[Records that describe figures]
-------

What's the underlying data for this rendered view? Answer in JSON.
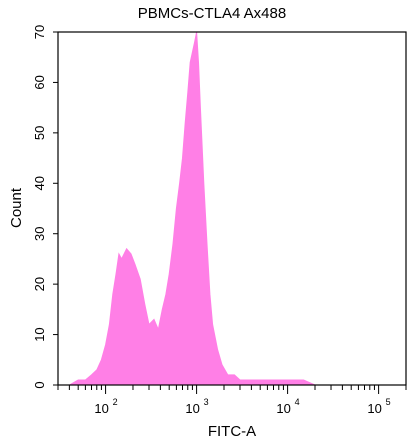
{
  "chart_data": {
    "type": "area",
    "title": "PBMCs-CTLA4 Ax488",
    "xlabel": "FITC-A",
    "ylabel": "Count",
    "x_scale": "log",
    "xlim": [
      30,
      200000
    ],
    "ylim": [
      0,
      70
    ],
    "grid": false,
    "fill_color": "#ff7fe6",
    "yticks": [
      0,
      10,
      20,
      30,
      40,
      50,
      60,
      70
    ],
    "xticks": [
      {
        "base": "10",
        "exp": "2",
        "value": 100
      },
      {
        "base": "10",
        "exp": "3",
        "value": 1000
      },
      {
        "base": "10",
        "exp": "4",
        "value": 10000
      },
      {
        "base": "10",
        "exp": "5",
        "value": 100000
      }
    ],
    "x": [
      30,
      40,
      50,
      60,
      70,
      80,
      90,
      100,
      110,
      120,
      130,
      140,
      150,
      170,
      190,
      210,
      240,
      270,
      300,
      340,
      380,
      420,
      460,
      500,
      550,
      600,
      650,
      700,
      750,
      800,
      850,
      900,
      950,
      1000,
      1050,
      1100,
      1200,
      1300,
      1400,
      1500,
      1700,
      1900,
      2200,
      2600,
      3000,
      4000,
      5000,
      7000,
      10000,
      15000,
      20000,
      30000,
      50000,
      100000,
      200000
    ],
    "y": [
      0,
      0,
      1,
      1,
      2,
      3,
      5,
      8,
      12,
      18,
      22,
      26,
      25,
      27,
      26,
      24,
      21,
      16,
      12,
      13,
      11,
      15,
      18,
      22,
      28,
      35,
      40,
      45,
      52,
      58,
      64,
      66,
      68,
      70,
      64,
      55,
      40,
      28,
      18,
      12,
      7,
      4,
      2,
      2,
      1,
      1,
      1,
      1,
      1,
      1,
      0,
      0,
      0,
      0,
      0
    ]
  }
}
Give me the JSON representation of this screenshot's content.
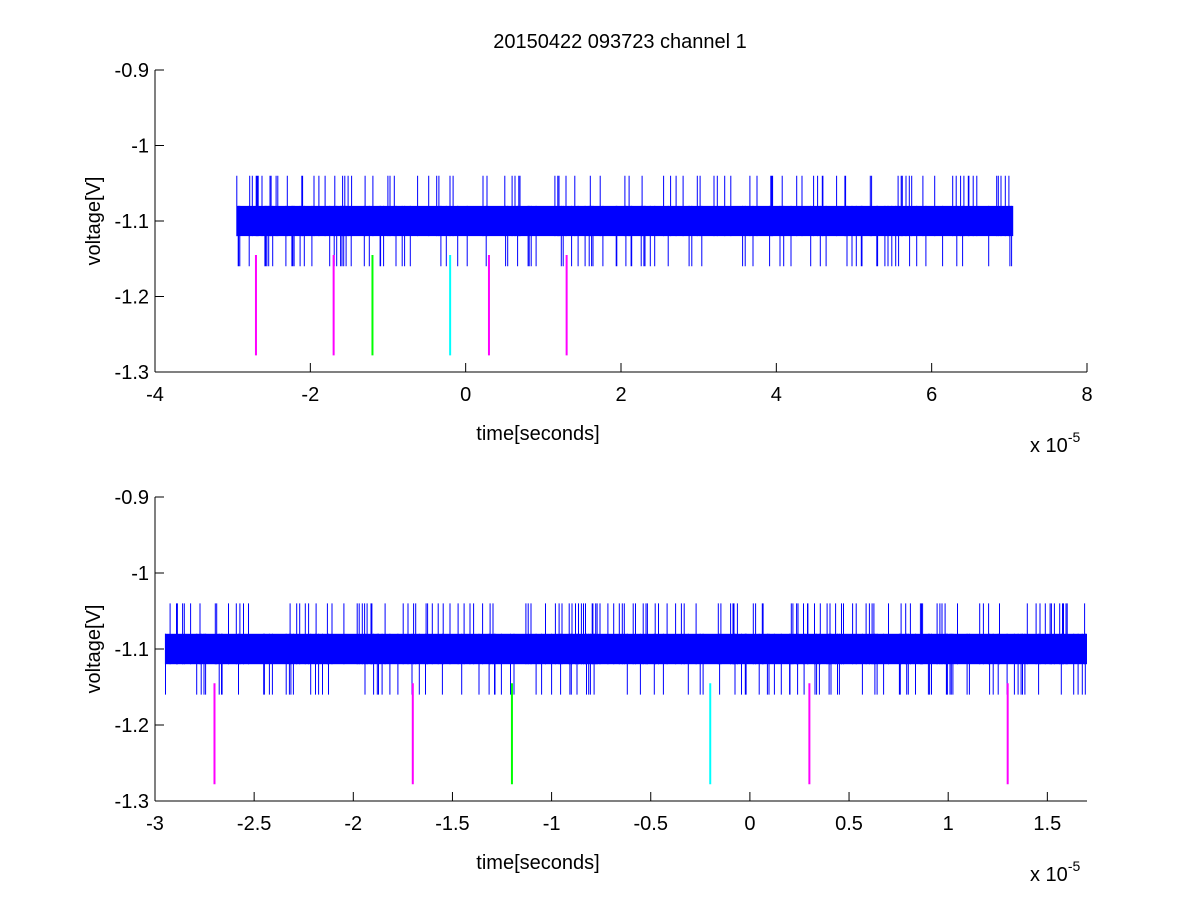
{
  "figure": {
    "title": "20150422 093723 channel 1"
  },
  "chart_data": [
    {
      "type": "line",
      "title": "20150422 093723 channel 1",
      "xlabel": "time[seconds]",
      "ylabel": "voltage[V]",
      "x_multiplier": "x 10",
      "x_exponent": "-5",
      "xlim": [
        -4,
        8
      ],
      "ylim": [
        -1.3,
        -0.9
      ],
      "xticks": [
        "-4",
        "-2",
        "0",
        "2",
        "4",
        "6",
        "8"
      ],
      "xtick_values": [
        -4,
        -2,
        0,
        2,
        4,
        6,
        8
      ],
      "yticks": [
        "-0.9",
        "-1",
        "-1.1",
        "-1.2",
        "-1.3"
      ],
      "ytick_values": [
        -0.9,
        -1.0,
        -1.1,
        -1.2,
        -1.3
      ],
      "grid": false,
      "signal": {
        "color": "#0000ff",
        "x_start": -2.95,
        "x_end": 7.05,
        "band": [
          -1.12,
          -1.08
        ],
        "spike_high": -1.04,
        "spike_low": -1.16
      },
      "markers": [
        {
          "x": -2.7,
          "y_top": -1.145,
          "y_bottom": -1.278,
          "color": "#ff00ff"
        },
        {
          "x": -1.7,
          "y_top": -1.145,
          "y_bottom": -1.278,
          "color": "#ff00ff"
        },
        {
          "x": -1.2,
          "y_top": -1.145,
          "y_bottom": -1.278,
          "color": "#00ff00"
        },
        {
          "x": -0.2,
          "y_top": -1.145,
          "y_bottom": -1.278,
          "color": "#00ffff"
        },
        {
          "x": 0.3,
          "y_top": -1.145,
          "y_bottom": -1.278,
          "color": "#ff00ff"
        },
        {
          "x": 1.3,
          "y_top": -1.145,
          "y_bottom": -1.278,
          "color": "#ff00ff"
        }
      ]
    },
    {
      "type": "line",
      "title": "",
      "xlabel": "time[seconds]",
      "ylabel": "voltage[V]",
      "x_multiplier": "x 10",
      "x_exponent": "-5",
      "xlim": [
        -3,
        1.7
      ],
      "ylim": [
        -1.3,
        -0.9
      ],
      "xticks": [
        "-3",
        "-2.5",
        "-2",
        "-1.5",
        "-1",
        "-0.5",
        "0",
        "0.5",
        "1",
        "1.5"
      ],
      "xtick_values": [
        -3,
        -2.5,
        -2,
        -1.5,
        -1,
        -0.5,
        0,
        0.5,
        1,
        1.5
      ],
      "yticks": [
        "-0.9",
        "-1",
        "-1.1",
        "-1.2",
        "-1.3"
      ],
      "ytick_values": [
        -0.9,
        -1.0,
        -1.1,
        -1.2,
        -1.3
      ],
      "grid": false,
      "signal": {
        "color": "#0000ff",
        "x_start": -2.95,
        "x_end": 1.7,
        "band": [
          -1.12,
          -1.08
        ],
        "spike_high": -1.04,
        "spike_low": -1.16
      },
      "markers": [
        {
          "x": -2.7,
          "y_top": -1.145,
          "y_bottom": -1.278,
          "color": "#ff00ff"
        },
        {
          "x": -1.7,
          "y_top": -1.145,
          "y_bottom": -1.278,
          "color": "#ff00ff"
        },
        {
          "x": -1.2,
          "y_top": -1.145,
          "y_bottom": -1.278,
          "color": "#00ff00"
        },
        {
          "x": -0.2,
          "y_top": -1.145,
          "y_bottom": -1.278,
          "color": "#00ffff"
        },
        {
          "x": 0.3,
          "y_top": -1.145,
          "y_bottom": -1.278,
          "color": "#ff00ff"
        },
        {
          "x": 1.3,
          "y_top": -1.145,
          "y_bottom": -1.278,
          "color": "#ff00ff"
        }
      ]
    }
  ]
}
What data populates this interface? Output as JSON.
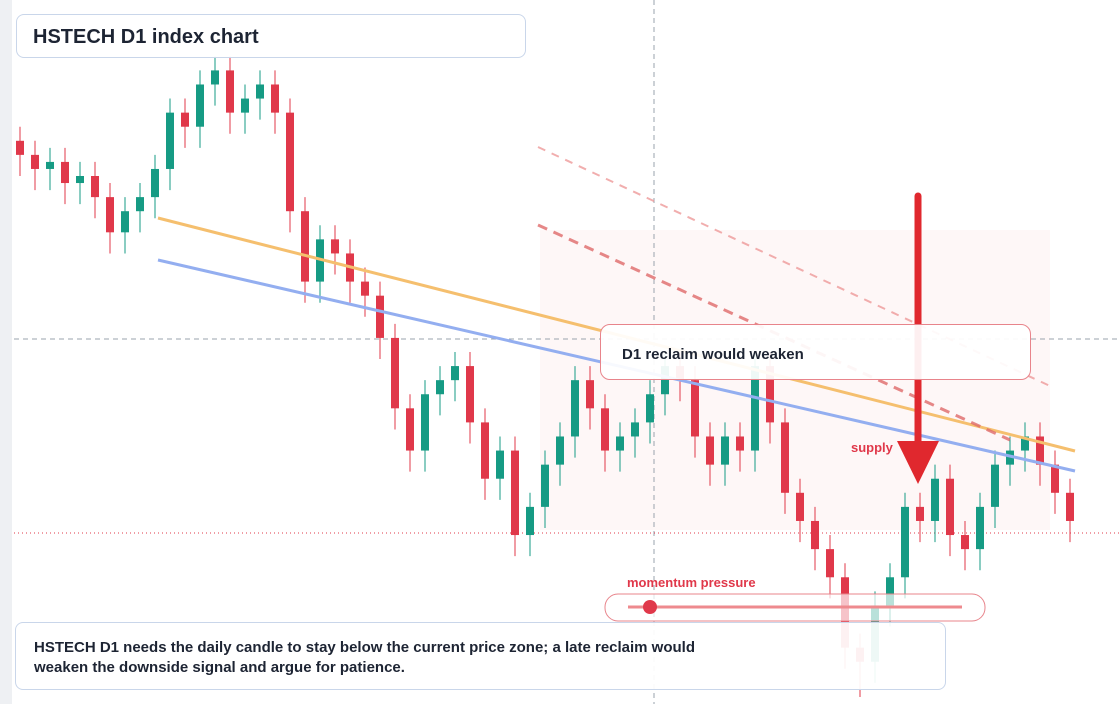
{
  "header": {
    "title": "HSTECH D1 index chart"
  },
  "chart_data": {
    "type": "candlestick",
    "ylim": [
      0,
      100
    ],
    "up_color": "#169b84",
    "down_color": "#e0384a",
    "open": [
      80,
      78,
      76,
      77,
      74,
      75,
      72,
      67,
      70,
      72,
      76,
      84,
      82,
      88,
      90,
      84,
      86,
      88,
      84,
      70,
      60,
      66,
      64,
      60,
      58,
      52,
      42,
      36,
      44,
      46,
      48,
      40,
      32,
      36,
      24,
      28,
      34,
      38,
      46,
      42,
      36,
      38,
      40,
      44,
      48,
      46,
      38,
      34,
      38,
      36,
      48,
      40,
      30,
      26,
      22,
      18,
      8,
      6,
      14,
      18,
      28,
      26,
      32,
      24,
      22,
      28,
      34,
      36,
      38,
      34,
      30
    ],
    "high": [
      82,
      80,
      79,
      79,
      77,
      77,
      74,
      72,
      74,
      78,
      86,
      86,
      90,
      92,
      92,
      88,
      90,
      90,
      86,
      72,
      68,
      68,
      66,
      62,
      60,
      54,
      44,
      46,
      48,
      50,
      50,
      42,
      38,
      38,
      30,
      36,
      40,
      48,
      48,
      44,
      40,
      42,
      46,
      50,
      50,
      48,
      40,
      40,
      40,
      50,
      50,
      42,
      32,
      28,
      24,
      20,
      10,
      16,
      20,
      30,
      30,
      34,
      34,
      26,
      30,
      36,
      38,
      40,
      40,
      36,
      32
    ],
    "low": [
      75,
      73,
      73,
      71,
      71,
      69,
      64,
      64,
      67,
      69,
      73,
      79,
      79,
      85,
      81,
      81,
      83,
      81,
      67,
      57,
      57,
      61,
      57,
      55,
      49,
      39,
      33,
      33,
      41,
      43,
      37,
      29,
      29,
      21,
      21,
      25,
      31,
      35,
      39,
      33,
      33,
      35,
      37,
      41,
      43,
      35,
      31,
      31,
      33,
      33,
      37,
      27,
      23,
      19,
      15,
      5,
      1,
      3,
      11,
      15,
      23,
      23,
      21,
      19,
      19,
      25,
      31,
      33,
      31,
      27,
      23
    ],
    "close": [
      78,
      76,
      77,
      74,
      75,
      72,
      67,
      70,
      72,
      76,
      84,
      82,
      88,
      90,
      84,
      86,
      88,
      84,
      70,
      60,
      66,
      64,
      60,
      58,
      52,
      42,
      36,
      44,
      46,
      48,
      40,
      32,
      36,
      24,
      28,
      34,
      38,
      46,
      42,
      36,
      38,
      40,
      44,
      48,
      46,
      38,
      34,
      38,
      36,
      48,
      40,
      30,
      26,
      22,
      18,
      8,
      6,
      14,
      18,
      28,
      26,
      32,
      24,
      22,
      28,
      34,
      36,
      38,
      34,
      30,
      26
    ]
  },
  "annotations": {
    "reclaim": "D1 reclaim would weaken",
    "supply": "supply",
    "momentum": "momentum pressure"
  },
  "note": "HSTECH D1 needs the daily candle to stay below the current price zone; a late reclaim would weaken the downside signal and argue for patience."
}
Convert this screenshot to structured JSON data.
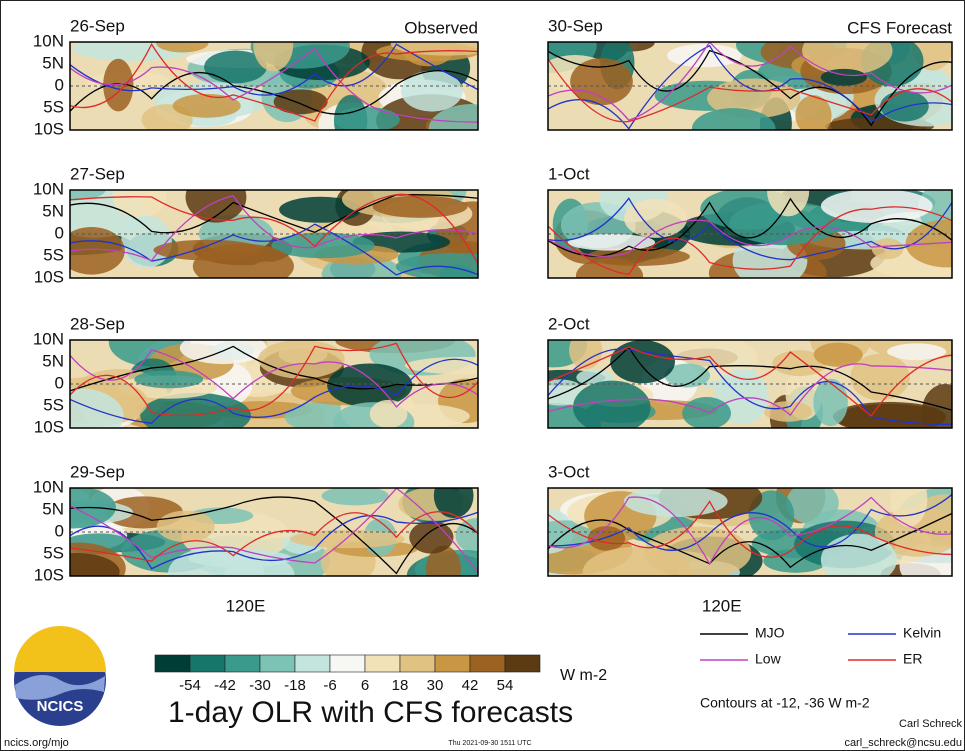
{
  "panels": [
    {
      "date": "26-Sep",
      "label": "Observed"
    },
    {
      "date": "27-Sep"
    },
    {
      "date": "28-Sep"
    },
    {
      "date": "29-Sep"
    },
    {
      "date": "30-Sep",
      "label": "CFS Forecast"
    },
    {
      "date": "1-Oct"
    },
    {
      "date": "2-Oct"
    },
    {
      "date": "3-Oct"
    }
  ],
  "lat_labels": [
    "10N",
    "5N",
    "0",
    "5S",
    "10S"
  ],
  "lon_label": "120E",
  "colorbar": {
    "colors": [
      "#003d36",
      "#17766a",
      "#3a9a8c",
      "#7cc2b5",
      "#c4e5de",
      "#f7f7f4",
      "#f2e2b8",
      "#e0c283",
      "#c99744",
      "#9c6222",
      "#5c3a12"
    ],
    "ticks": [
      -54,
      -42,
      -30,
      -18,
      -6,
      6,
      18,
      30,
      42,
      54
    ],
    "units": "W m-2"
  },
  "legend": [
    {
      "name": "MJO",
      "color": "#000000"
    },
    {
      "name": "Kelvin",
      "color": "#2233cc"
    },
    {
      "name": "Low",
      "color": "#c040c0"
    },
    {
      "name": "ER",
      "color": "#e02a2a"
    }
  ],
  "contours_note": "Contours at -12, -36 W m-2",
  "title": "1-day OLR with CFS forecasts",
  "logo": "NCICS",
  "url": "ncics.org/mjo",
  "timestamp": "Thu 2021-09-30 1511 UTC",
  "author": "Carl Schreck",
  "email": "carl_schreck@ncsu.edu"
}
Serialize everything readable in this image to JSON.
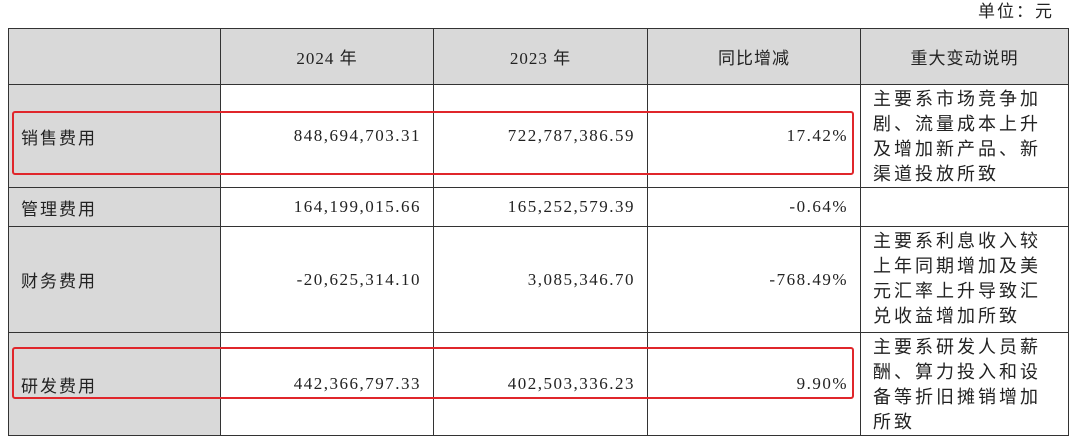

-------

§ **GOAL OF THE EXERCISE**: Copy out all lines that carry the word "title".

§ **ANSWER FOR THIS EXERCISE**:
    "title": "PBMCs-CTLA4 Ax488",
    "title": "20150422 093723 channel 1"
      "title": "20150422 093723 channel 1",
      "title": "",
    "title": "HSTECH D1 index chart"
  "title": "1-day OLR with CFS forecasts",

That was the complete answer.